Your objective -> Which lines of the records contain "handle"? Collect every one of them.

Stored records ->
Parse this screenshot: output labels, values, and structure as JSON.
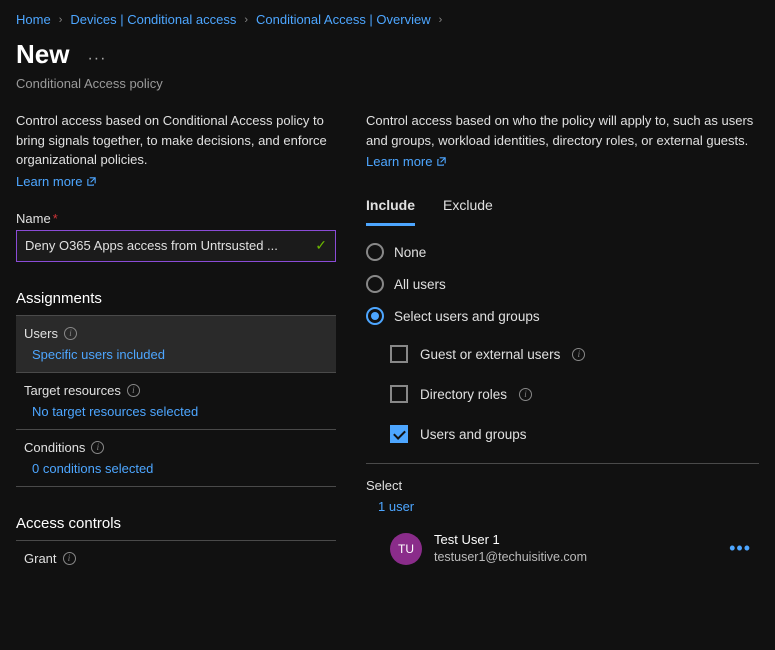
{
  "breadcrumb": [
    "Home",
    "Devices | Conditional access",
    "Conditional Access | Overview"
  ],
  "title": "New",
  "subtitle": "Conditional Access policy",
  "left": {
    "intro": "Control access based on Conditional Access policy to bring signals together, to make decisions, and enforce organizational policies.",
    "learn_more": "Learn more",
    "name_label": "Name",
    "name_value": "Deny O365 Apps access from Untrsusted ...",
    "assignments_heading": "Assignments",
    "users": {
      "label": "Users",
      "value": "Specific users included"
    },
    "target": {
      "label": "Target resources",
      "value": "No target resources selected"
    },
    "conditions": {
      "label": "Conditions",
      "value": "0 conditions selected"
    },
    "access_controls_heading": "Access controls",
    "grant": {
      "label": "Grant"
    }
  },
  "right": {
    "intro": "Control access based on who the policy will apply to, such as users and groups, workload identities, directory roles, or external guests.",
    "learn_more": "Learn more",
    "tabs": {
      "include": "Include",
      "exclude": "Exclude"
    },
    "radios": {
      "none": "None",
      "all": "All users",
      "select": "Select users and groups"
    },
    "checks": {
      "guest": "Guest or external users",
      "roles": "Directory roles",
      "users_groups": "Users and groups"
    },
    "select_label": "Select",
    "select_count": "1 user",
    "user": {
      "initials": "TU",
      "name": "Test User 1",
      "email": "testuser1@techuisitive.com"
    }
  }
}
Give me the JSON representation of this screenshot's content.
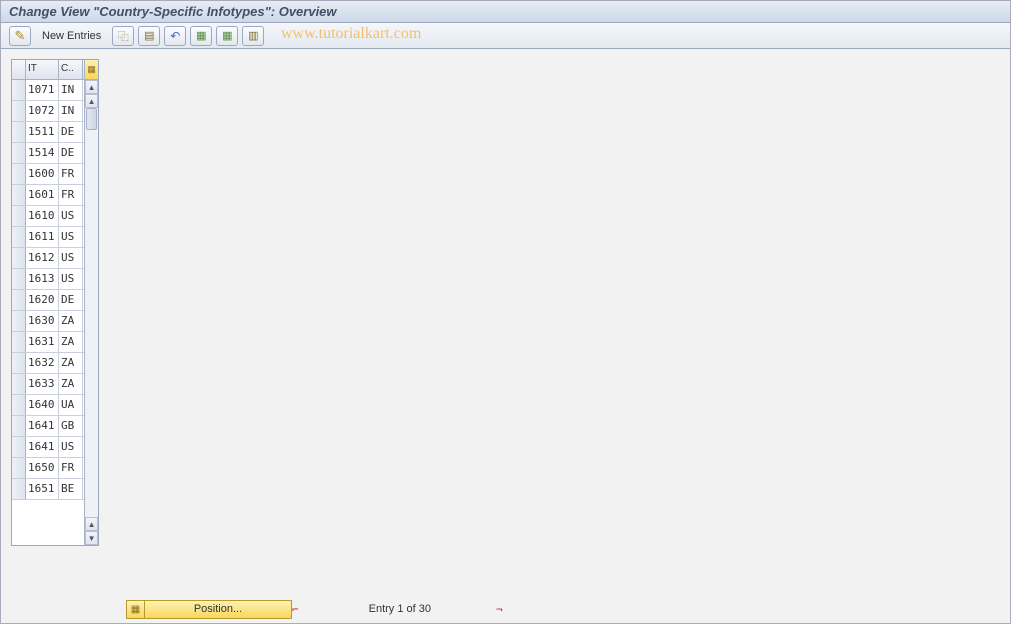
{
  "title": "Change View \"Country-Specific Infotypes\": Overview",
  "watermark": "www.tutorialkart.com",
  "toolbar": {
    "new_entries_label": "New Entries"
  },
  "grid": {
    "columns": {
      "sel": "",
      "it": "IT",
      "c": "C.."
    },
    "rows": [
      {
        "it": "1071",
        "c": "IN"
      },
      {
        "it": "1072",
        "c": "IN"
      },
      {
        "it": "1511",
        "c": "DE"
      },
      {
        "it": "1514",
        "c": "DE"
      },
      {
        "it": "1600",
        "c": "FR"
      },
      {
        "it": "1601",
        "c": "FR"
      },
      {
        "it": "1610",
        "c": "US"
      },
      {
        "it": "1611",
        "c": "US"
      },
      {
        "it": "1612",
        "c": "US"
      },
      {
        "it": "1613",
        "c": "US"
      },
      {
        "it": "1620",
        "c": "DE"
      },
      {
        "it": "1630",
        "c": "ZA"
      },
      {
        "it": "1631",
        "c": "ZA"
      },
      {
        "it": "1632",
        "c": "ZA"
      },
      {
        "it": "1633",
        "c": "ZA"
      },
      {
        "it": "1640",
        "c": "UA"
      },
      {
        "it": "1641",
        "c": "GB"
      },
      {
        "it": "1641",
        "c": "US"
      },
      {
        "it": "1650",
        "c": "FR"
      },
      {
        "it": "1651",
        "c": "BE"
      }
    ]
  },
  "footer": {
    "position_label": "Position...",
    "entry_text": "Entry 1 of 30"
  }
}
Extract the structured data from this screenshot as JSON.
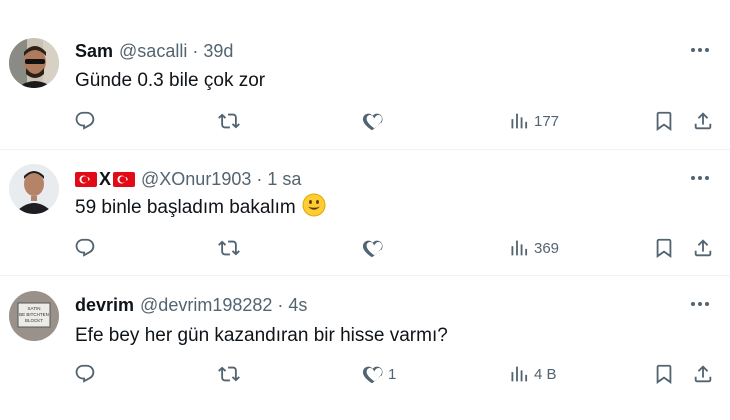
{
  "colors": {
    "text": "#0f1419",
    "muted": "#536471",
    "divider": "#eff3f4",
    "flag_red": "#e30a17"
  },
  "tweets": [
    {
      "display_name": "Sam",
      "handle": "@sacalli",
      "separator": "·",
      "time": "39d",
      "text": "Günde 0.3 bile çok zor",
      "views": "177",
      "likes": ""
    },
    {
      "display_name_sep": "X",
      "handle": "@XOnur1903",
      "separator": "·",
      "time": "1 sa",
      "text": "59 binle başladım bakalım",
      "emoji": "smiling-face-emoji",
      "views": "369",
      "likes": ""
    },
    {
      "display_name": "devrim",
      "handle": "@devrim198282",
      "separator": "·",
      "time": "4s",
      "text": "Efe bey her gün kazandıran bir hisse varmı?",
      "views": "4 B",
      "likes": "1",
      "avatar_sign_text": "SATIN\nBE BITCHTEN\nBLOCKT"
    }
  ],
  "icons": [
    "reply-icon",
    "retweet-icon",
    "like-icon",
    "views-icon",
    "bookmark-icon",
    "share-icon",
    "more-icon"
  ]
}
* * *
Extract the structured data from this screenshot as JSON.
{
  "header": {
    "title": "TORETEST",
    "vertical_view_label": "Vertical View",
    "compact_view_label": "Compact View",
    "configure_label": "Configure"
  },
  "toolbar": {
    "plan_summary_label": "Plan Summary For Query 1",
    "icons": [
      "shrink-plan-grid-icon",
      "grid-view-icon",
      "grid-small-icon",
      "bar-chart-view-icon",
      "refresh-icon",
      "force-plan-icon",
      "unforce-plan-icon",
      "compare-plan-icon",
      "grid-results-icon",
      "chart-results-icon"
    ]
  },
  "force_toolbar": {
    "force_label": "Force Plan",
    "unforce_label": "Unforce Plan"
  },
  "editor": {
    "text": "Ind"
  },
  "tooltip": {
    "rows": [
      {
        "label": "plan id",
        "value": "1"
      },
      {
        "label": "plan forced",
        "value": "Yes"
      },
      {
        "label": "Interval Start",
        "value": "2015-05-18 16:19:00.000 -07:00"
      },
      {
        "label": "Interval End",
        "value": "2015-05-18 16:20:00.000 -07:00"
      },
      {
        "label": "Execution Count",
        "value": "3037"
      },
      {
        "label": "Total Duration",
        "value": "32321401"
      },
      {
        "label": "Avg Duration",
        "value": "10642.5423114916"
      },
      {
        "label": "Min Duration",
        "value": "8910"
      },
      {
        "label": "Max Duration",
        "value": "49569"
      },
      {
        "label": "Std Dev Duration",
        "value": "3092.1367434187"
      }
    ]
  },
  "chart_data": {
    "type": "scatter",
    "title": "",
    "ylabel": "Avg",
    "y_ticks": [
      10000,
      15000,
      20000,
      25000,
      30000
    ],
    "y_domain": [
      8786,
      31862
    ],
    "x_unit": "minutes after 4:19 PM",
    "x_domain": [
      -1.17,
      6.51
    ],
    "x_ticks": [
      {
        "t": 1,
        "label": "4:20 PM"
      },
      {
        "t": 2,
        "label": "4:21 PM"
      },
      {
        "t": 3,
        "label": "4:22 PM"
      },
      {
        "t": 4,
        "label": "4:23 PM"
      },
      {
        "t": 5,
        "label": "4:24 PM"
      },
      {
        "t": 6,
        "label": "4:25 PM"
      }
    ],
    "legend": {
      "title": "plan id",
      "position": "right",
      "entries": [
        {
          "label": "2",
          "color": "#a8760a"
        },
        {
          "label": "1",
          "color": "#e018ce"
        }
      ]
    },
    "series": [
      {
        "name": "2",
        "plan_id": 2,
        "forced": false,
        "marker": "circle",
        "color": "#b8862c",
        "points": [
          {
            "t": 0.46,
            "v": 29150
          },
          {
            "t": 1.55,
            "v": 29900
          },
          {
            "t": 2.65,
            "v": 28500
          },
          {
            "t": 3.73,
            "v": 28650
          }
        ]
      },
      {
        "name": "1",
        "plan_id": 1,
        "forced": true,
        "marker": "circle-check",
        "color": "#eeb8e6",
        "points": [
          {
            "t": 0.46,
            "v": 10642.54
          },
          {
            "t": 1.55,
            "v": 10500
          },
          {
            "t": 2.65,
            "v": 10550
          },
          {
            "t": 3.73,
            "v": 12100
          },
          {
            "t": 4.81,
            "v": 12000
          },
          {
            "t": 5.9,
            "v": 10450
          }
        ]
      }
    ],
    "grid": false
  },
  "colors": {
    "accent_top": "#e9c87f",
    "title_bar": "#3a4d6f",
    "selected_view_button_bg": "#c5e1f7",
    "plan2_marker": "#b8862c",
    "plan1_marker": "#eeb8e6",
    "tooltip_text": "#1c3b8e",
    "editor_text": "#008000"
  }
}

Written solution ->
      "handle": "@sacalli",
      "handle": "@XOnur1903",
      "handle": "@devrim198282",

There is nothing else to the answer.